__Indicaciones a seguir__
Responde brevemente según el fragmento de abajo:
(a) ¿Qué presenta toda evolución personal en cada "aquí" y en cada "ahora"?
(b) ¿Cuál es la primera frase con la que se expresan los sentimientos de culpabilidad y de remordimiento?
(c) ¿Qué puede ser en el día de hoy lo que fue "Ignorancia" ayer?

=== Fragmento proporcionado ===

Estas sabias palabras ralentizan y frenan mi tendencia, tan arraigada, de juzgarme severa y prontamente a mí mism@…… así como de que YO juzgue, también severa y prontamente, a las demás personas que me rodean.

Cuando Yo llego, a esta constatación, comprendo, entonces, que toda EVOLUCIÓN personal se caracteriza por presentar, en cada “aquí” y en cada “ahora”, su propio “TECHO”, el cual determina la actuación del instante.

Por lo tanto, mis sentimientos de culpabilidad y de remordimiento, expresados por mí en frases tales como:
– “¿Por qué no lo hice de otra manera?”
– “¿Por qué no atiné en ello?”
– “¿Por qué procedí ‘precisamente así’?”
…… resulta que YO puedo armonizarlas y equilibrarlas si comprendo que “aquello” que YO hice, o no hice, respondió al nivel máximo de mí “MADURACIÓN” personal de aquel momento.

Cuando YO acepto esta premisa, e interiorizo su profundo significado, es entonces cuando empiezo a responsabilizarme de mi propia persona, asumiendo que lo que fue “Ignorancia” ayer, puede ser “Enseñanza” y mejoría en el día de hoy.

=== Material mostrado ===

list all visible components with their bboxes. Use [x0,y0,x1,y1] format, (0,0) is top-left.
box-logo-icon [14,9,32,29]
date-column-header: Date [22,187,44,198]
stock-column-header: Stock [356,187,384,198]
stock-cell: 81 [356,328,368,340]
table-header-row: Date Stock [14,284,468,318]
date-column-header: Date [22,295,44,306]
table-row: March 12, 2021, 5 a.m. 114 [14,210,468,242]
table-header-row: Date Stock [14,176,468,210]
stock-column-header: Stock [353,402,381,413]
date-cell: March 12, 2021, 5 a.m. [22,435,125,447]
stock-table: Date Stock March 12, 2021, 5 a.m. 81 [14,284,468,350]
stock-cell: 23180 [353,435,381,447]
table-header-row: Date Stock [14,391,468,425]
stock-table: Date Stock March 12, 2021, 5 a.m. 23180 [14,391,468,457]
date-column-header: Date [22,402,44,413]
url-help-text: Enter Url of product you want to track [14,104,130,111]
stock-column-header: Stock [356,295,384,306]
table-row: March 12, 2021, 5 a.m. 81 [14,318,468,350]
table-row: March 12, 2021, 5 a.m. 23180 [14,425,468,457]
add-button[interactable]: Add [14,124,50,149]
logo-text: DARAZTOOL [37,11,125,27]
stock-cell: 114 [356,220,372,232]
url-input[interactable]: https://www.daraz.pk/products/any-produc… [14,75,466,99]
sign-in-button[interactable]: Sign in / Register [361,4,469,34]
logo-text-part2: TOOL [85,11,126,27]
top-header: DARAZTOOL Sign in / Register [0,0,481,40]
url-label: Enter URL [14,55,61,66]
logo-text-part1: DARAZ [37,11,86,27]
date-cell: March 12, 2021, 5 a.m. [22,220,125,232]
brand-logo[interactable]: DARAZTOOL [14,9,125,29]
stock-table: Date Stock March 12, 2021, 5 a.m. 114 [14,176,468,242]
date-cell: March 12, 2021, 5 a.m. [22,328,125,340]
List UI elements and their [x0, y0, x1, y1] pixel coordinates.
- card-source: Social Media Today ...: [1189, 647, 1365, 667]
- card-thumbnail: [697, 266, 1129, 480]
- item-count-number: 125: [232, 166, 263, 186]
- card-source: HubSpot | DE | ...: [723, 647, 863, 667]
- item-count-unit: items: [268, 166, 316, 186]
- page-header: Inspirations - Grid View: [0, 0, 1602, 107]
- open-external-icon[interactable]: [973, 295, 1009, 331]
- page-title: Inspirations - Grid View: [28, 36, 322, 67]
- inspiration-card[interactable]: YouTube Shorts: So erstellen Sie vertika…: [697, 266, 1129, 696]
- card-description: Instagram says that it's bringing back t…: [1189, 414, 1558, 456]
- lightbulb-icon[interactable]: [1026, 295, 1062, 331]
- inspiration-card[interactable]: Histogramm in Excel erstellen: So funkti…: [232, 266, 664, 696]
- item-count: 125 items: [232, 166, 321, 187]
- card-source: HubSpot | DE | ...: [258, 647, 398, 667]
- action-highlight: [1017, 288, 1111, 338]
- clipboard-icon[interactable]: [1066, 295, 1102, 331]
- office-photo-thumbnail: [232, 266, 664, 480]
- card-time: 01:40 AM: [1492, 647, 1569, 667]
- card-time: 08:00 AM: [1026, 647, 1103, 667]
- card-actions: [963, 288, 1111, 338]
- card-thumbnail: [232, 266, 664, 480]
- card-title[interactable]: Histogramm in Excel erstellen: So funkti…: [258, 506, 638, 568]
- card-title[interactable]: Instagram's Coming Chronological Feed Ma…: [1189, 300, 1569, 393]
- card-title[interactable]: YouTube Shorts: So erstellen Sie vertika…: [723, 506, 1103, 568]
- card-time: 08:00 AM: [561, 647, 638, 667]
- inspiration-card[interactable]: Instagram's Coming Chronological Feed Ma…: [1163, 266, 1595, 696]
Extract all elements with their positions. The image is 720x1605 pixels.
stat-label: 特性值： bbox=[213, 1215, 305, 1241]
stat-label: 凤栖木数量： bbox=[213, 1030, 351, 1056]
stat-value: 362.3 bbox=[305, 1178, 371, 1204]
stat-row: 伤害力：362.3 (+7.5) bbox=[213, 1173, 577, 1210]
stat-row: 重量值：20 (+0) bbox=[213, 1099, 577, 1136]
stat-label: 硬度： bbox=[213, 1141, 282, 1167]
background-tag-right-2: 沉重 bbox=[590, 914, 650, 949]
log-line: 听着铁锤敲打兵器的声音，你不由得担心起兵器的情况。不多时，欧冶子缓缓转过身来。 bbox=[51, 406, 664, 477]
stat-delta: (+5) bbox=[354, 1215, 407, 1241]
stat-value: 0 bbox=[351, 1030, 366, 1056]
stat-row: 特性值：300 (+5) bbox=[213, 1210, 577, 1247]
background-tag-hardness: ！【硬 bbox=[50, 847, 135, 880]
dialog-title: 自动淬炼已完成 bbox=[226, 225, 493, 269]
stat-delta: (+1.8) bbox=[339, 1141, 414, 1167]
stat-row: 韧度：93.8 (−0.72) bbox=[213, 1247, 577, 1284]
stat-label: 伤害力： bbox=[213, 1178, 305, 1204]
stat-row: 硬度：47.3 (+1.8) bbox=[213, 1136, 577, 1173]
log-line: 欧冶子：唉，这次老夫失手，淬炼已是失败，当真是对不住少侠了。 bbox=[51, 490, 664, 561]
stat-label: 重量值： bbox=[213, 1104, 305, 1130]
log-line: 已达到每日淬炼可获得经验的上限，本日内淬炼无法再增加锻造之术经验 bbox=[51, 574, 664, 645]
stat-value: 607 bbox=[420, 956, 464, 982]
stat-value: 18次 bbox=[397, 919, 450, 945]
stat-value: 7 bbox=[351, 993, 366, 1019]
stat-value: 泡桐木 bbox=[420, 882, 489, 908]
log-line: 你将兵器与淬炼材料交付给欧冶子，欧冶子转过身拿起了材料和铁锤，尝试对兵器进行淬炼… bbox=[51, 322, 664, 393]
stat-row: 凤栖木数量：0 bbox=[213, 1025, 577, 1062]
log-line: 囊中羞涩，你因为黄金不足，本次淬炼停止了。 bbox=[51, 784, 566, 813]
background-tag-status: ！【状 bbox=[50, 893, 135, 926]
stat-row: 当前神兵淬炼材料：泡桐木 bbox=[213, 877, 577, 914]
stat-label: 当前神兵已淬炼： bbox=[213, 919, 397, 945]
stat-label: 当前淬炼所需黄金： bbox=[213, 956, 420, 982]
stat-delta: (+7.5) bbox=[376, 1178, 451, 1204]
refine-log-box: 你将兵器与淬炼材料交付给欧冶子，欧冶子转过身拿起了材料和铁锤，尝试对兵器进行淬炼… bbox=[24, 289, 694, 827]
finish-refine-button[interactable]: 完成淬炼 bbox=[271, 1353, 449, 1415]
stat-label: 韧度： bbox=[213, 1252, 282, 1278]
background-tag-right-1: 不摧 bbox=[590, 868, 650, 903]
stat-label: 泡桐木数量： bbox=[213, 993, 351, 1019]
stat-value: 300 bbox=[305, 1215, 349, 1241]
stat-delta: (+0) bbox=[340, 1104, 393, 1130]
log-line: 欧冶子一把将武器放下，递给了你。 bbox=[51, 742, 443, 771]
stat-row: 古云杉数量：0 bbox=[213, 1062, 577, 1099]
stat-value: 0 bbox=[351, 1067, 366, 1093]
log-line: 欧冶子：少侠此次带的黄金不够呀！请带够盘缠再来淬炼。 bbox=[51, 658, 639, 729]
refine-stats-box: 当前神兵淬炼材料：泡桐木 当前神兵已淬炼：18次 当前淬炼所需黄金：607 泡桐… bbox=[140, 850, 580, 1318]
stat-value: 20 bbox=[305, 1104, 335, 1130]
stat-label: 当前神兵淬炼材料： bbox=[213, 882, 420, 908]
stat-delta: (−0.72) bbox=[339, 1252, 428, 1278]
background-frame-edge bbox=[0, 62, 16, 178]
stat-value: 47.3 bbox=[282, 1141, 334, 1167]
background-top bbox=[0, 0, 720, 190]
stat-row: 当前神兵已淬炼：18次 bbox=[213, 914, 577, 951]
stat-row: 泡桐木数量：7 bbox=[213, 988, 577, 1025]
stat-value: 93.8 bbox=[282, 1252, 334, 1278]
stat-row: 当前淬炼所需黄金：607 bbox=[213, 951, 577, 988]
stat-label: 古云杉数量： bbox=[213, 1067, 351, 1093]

===

__Respuesta escrita__
(a) Su propio "TECHO", el cual determina la actuación del instante.
(b) "¿Por qué no lo hice de otra manera?"
(c) "Enseñanza" y mejoría.